• _Work required_: Find how many lines hold the word "отравление" and give that number only.

○ ○ ○ ○

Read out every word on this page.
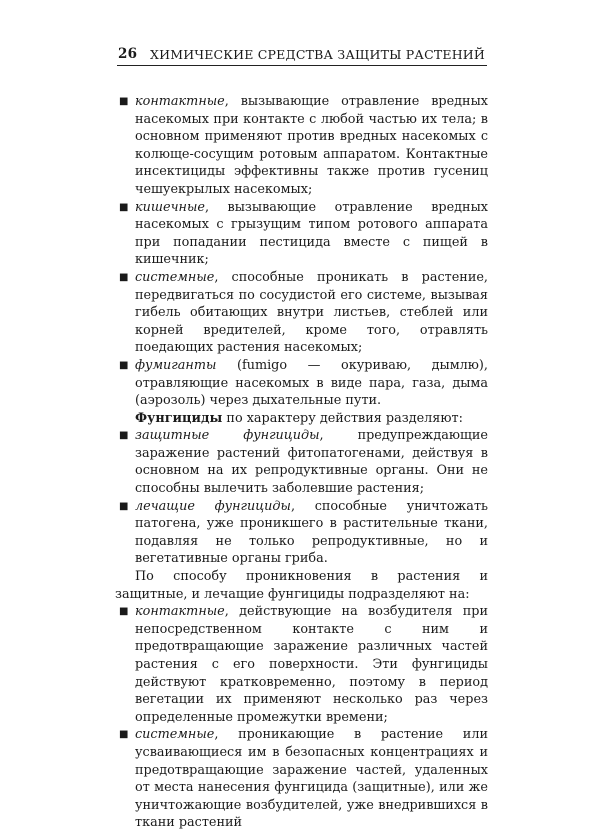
26 ХИМИЧЕСКИЕ СРЕДСТВА ЗАЩИТЫ РАСТЕНИЙ
■ контактные, вызывающие отравление вредных насекомых при контакте с любой частью их тела; в основном применяют против вредных насекомых с колюще-сосущим ротовым аппаратом. Контактные инсектициды эффективны также против гусениц чешуекрылых насекомых;
■ кишечные, вызывающие отравление вредных насекомых с грызущим типом ротового аппарата при попадании пестицида вместе с пищей в кишечник;
■ системные, способные проникать в растение, передвигаться по сосудистой его системе, вызывая гибель обитающих внутри листьев, стеблей или корней вредителей, кроме того, отравлять поедающих растения насекомых;
■ фумиганты (fumigo — окуриваю, дымлю), отравляющие насекомых в виде пара, газа, дыма (аэрозоль) через дыхательные пути.

Фунгициды по характеру действия разделяют:

■ защитные фунгициды, предупреждающие заражение растений фитопатогенами, действуя в основном на их репродуктивные органы. Они не способны вылечить заболевшие растения;
■ лечащие фунгициды, способные уничтожать патогена, уже проникшего в растительные ткани, подавляя не только репродуктивные, но и вегетативные органы гриба.

По способу проникновения в растения и защитные, и лечащие фунгициды подразделяют на:

■ контактные, действующие на возбудителя при непосредственном контакте с ним и предотвращающие заражение различных частей растения с его поверхности. Эти фунгициды действуют кратковременно, поэтому в период вегетации их применяют несколько раз через определенные промежутки времени;
■ системные, проникающие в растение или усваивающиеся им в безопасных концентрациях и предотвращающие заражение частей, удаленных от места нанесения фунгицида (защитные), или же уничтожающие возбудителей, уже внедрившихся в ткани растений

○ ○ ○ ○

• _Response below_: 2